▶ [Task] Set down every record once more, exactly as given.
====== Data provided ======
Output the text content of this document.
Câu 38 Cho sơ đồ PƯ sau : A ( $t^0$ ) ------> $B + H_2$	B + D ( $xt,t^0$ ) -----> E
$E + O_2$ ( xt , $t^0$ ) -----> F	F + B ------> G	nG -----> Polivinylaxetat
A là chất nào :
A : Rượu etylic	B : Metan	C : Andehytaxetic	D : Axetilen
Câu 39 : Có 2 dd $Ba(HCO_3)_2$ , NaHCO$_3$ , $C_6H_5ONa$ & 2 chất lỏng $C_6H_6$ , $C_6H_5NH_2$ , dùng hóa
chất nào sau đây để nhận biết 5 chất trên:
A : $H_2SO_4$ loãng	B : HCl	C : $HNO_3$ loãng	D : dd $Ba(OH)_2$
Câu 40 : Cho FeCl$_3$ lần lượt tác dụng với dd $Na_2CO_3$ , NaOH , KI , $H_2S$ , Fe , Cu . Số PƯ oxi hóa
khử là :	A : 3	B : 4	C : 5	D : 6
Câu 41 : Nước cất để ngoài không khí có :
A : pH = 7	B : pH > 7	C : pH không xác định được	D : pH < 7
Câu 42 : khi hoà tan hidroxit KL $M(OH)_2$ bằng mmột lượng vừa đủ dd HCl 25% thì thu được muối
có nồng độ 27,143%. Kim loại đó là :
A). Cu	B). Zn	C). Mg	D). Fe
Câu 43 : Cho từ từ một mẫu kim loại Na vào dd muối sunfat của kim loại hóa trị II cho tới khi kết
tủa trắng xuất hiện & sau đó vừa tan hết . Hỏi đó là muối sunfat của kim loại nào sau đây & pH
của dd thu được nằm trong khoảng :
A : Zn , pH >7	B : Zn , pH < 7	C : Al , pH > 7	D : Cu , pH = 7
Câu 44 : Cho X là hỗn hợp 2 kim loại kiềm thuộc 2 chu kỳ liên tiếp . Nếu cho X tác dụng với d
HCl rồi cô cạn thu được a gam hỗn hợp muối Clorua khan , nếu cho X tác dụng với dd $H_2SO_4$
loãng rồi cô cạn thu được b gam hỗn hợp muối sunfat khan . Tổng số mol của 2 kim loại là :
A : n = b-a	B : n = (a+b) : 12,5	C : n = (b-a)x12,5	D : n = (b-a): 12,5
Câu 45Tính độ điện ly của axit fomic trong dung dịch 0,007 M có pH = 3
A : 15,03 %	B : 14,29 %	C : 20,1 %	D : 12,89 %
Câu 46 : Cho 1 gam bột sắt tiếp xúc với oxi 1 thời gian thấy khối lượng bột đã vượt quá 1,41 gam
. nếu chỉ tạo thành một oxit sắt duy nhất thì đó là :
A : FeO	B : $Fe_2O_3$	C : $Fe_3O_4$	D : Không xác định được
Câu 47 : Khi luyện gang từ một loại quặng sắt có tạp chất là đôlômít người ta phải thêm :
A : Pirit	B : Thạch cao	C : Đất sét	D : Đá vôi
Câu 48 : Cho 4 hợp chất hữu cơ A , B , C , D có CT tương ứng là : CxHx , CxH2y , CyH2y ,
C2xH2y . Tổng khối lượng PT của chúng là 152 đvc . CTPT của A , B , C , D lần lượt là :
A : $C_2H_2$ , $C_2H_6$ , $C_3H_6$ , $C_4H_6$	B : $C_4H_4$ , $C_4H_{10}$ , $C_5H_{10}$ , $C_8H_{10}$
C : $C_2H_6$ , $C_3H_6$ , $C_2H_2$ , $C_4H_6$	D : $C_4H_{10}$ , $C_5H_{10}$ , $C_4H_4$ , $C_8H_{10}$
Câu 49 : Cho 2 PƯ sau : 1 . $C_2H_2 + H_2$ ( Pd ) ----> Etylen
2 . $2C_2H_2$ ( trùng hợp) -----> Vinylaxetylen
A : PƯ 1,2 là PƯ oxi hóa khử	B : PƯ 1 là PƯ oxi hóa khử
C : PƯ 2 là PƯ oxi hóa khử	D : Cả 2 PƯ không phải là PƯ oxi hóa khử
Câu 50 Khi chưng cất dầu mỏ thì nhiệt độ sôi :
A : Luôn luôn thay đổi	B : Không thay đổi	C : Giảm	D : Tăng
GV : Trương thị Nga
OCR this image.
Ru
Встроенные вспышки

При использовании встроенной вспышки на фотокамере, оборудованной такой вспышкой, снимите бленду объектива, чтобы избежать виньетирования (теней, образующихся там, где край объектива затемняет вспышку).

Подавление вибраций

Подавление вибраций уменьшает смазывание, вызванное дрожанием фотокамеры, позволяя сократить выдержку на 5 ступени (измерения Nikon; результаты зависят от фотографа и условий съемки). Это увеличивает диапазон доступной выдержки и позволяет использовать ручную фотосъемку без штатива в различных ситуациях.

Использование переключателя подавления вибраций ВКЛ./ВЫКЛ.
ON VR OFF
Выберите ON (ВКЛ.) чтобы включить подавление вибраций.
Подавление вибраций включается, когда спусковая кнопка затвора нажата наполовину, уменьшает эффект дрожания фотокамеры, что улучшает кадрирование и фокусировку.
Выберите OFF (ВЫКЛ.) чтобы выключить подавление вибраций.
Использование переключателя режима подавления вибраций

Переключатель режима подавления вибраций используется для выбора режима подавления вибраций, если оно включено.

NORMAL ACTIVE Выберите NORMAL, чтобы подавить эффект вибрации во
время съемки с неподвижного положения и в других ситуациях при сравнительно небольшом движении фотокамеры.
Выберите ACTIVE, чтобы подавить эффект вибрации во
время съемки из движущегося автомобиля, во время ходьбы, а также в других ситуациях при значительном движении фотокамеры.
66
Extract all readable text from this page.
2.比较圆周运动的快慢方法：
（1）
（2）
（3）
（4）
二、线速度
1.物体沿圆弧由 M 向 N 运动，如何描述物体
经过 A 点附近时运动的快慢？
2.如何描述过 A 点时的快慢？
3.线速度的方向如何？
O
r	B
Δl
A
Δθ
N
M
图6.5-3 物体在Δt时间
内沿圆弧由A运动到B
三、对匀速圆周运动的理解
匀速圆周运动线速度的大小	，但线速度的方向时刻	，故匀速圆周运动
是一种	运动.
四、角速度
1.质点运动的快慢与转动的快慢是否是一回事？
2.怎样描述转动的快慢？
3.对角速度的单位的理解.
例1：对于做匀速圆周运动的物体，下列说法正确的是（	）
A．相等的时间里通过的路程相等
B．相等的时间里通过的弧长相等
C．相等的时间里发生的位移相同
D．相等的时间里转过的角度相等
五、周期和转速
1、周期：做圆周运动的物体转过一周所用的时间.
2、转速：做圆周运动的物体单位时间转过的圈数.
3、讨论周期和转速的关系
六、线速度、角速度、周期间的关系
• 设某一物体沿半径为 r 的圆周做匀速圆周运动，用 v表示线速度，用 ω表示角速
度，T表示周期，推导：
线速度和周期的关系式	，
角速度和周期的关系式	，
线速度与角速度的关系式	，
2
======
▶ [Response below]
Output the text content of this document.
Câu 38 Cho sơ đồ PƯ sau : A ( $t^0$ ) ------> $B + H_2$	B + D ( $xt,t^0$ ) -----> E
$E + O_2$ ( xt , $t^0$ ) -----> F	F + B ------> G	nG -----> Polivinylaxetat
A là chất nào :
A : Rượu etylic	B : Metan	C : Andehytaxetic	D : Axetilen
Câu 39 : Có 2 dd $Ba(HCO_3)_2$ , NaHCO$_3$ , $C_6H_5ONa$ & 2 chất lỏng $C_6H_6$ , $C_6H_5NH_2$ , dùng hóa
chất nào sau đây để nhận biết 5 chất trên:
A : $H_2SO_4$ loãng	B : HCl	C : $HNO_3$ loãng	D : dd $Ba(OH)_2$
Câu 40 : Cho FeCl$_3$ lần lượt tác dụng với dd $Na_2CO_3$ , NaOH , KI , $H_2S$ , Fe , Cu . Số PƯ oxi hóa
khử là :	A : 3	B : 4	C : 5	D : 6
Câu 41 : Nước cất để ngoài không khí có :
A : pH = 7	B : pH > 7	C : pH không xác định được	D : pH < 7
Câu 42 : khi hoà tan hidroxit KL $M(OH)_2$ bằng mmột lượng vừa đủ dd HCl 25% thì thu được muối
có nồng độ 27,143%. Kim loại đó là :
A). Cu	B). Zn	C). Mg	D). Fe
Câu 43 : Cho từ từ một mẫu kim loại Na vào dd muối sunfat của kim loại hóa trị II cho tới khi kết
tủa trắng xuất hiện & sau đó vừa tan hết . Hỏi đó là muối sunfat của kim loại nào sau đây & pH
của dd thu được nằm trong khoảng :
A : Zn , pH >7	B : Zn , pH < 7	C : Al , pH > 7	D : Cu , pH = 7
Câu 44 : Cho X là hỗn hợp 2 kim loại kiềm thuộc 2 chu kỳ liên tiếp . Nếu cho X tác dụng với d
HCl rồi cô cạn thu được a gam hỗn hợp muối Clorua khan , nếu cho X tác dụng với dd $H_2SO_4$
loãng rồi cô cạn thu được b gam hỗn hợp muối sunfat khan . Tổng số mol của 2 kim loại là :
A : n = b-a	B : n = (a+b) : 12,5	C : n = (b-a)x12,5	D : n = (b-a): 12,5
Câu 45Tính độ điện ly của axit fomic trong dung dịch 0,007 M có pH = 3
A : 15,03 %	B : 14,29 %	C : 20,1 %	D : 12,89 %
Câu 46 : Cho 1 gam bột sắt tiếp xúc với oxi 1 thời gian thấy khối lượng bột đã vượt quá 1,41 gam
. nếu chỉ tạo thành một oxit sắt duy nhất thì đó là :
A : FeO	B : $Fe_2O_3$	C : $Fe_3O_4$	D : Không xác định được
Câu 47 : Khi luyện gang từ một loại quặng sắt có tạp chất là đôlômít người ta phải thêm :
A : Pirit	B : Thạch cao	C : Đất sét	D : Đá vôi
Câu 48 : Cho 4 hợp chất hữu cơ A , B , C , D có CT tương ứng là : CxHx , CxH2y , CyH2y ,
C2xH2y . Tổng khối lượng PT của chúng là 152 đvc . CTPT của A , B , C , D lần lượt là :
A : $C_2H_2$ , $C_2H_6$ , $C_3H_6$ , $C_4H_6$	B : $C_4H_4$ , $C_4H_{10}$ , $C_5H_{10}$ , $C_8H_{10}$
C : $C_2H_6$ , $C_3H_6$ , $C_2H_2$ , $C_4H_6$	D : $C_4H_{10}$ , $C_5H_{10}$ , $C_4H_4$ , $C_8H_{10}$
Câu 49 : Cho 2 PƯ sau : 1 . $C_2H_2 + H_2$ ( Pd ) ----> Etylen
2 . $2C_2H_2$ ( trùng hợp) -----> Vinylaxetylen
A : PƯ 1,2 là PƯ oxi hóa khử	B : PƯ 1 là PƯ oxi hóa khử
C : PƯ 2 là PƯ oxi hóa khử	D : Cả 2 PƯ không phải là PƯ oxi hóa khử
Câu 50 Khi chưng cất dầu mỏ thì nhiệt độ sôi :
A : Luôn luôn thay đổi	B : Không thay đổi	C : Giảm	D : Tăng
GV : Trương thị Nga
OCR this image.
Ru
Встроенные вспышки

При использовании встроенной вспышки на фотокамере, оборудованной такой вспышкой, снимите бленду объектива, чтобы избежать виньетирования (теней, образующихся там, где край объектива затемняет вспышку).

Подавление вибраций

Подавление вибраций уменьшает смазывание, вызванное дрожанием фотокамеры, позволяя сократить выдержку на 5 ступени (измерения Nikon; результаты зависят от фотографа и условий съемки). Это увеличивает диапазон доступной выдержки и позволяет использовать ручную фотосъемку без штатива в различных ситуациях.

Использование переключателя подавления вибраций ВКЛ./ВЫКЛ.
ON VR OFF
Выберите ON (ВКЛ.) чтобы включить подавление вибраций.
Подавление вибраций включается, когда спусковая кнопка затвора нажата наполовину, уменьшает эффект дрожания фотокамеры, что улучшает кадрирование и фокусировку.
Выберите OFF (ВЫКЛ.) чтобы выключить подавление вибраций.
Использование переключателя режима подавления вибраций

Переключатель режима подавления вибраций используется для выбора режима подавления вибраций, если оно включено.

NORMAL ACTIVE Выберите NORMAL, чтобы подавить эффект вибрации во
время съемки с неподвижного положения и в других ситуациях при сравнительно небольшом движении фотокамеры.
Выберите ACTIVE, чтобы подавить эффект вибрации во
время съемки из движущегося автомобиля, во время ходьбы, а также в других ситуациях при значительном движении фотокамеры.
66
Extract all readable text from this page.
2.比较圆周运动的快慢方法：
（1）
（2）
（3）
（4）
二、线速度
1.物体沿圆弧由 M 向 N 运动，如何描述物体
经过 A 点附近时运动的快慢？
2.如何描述过 A 点时的快慢？
3.线速度的方向如何？
O
r	B
Δl
A
Δθ
N
M
图6.5-3 物体在Δt时间
内沿圆弧由A运动到B
三、对匀速圆周运动的理解
匀速圆周运动线速度的大小	，但线速度的方向时刻	，故匀速圆周运动
是一种	运动.
四、角速度
1.质点运动的快慢与转动的快慢是否是一回事？
2.怎样描述转动的快慢？
3.对角速度的单位的理解.
例1：对于做匀速圆周运动的物体，下列说法正确的是（	）
A．相等的时间里通过的路程相等
B．相等的时间里通过的弧长相等
C．相等的时间里发生的位移相同
D．相等的时间里转过的角度相等
五、周期和转速
1、周期：做圆周运动的物体转过一周所用的时间.
2、转速：做圆周运动的物体单位时间转过的圈数.
3、讨论周期和转速的关系
六、线速度、角速度、周期间的关系
• 设某一物体沿半径为 r 的圆周做匀速圆周运动，用 v表示线速度，用 ω表示角速
度，T表示周期，推导：
线速度和周期的关系式	，
角速度和周期的关系式	，
线速度与角速度的关系式	，
2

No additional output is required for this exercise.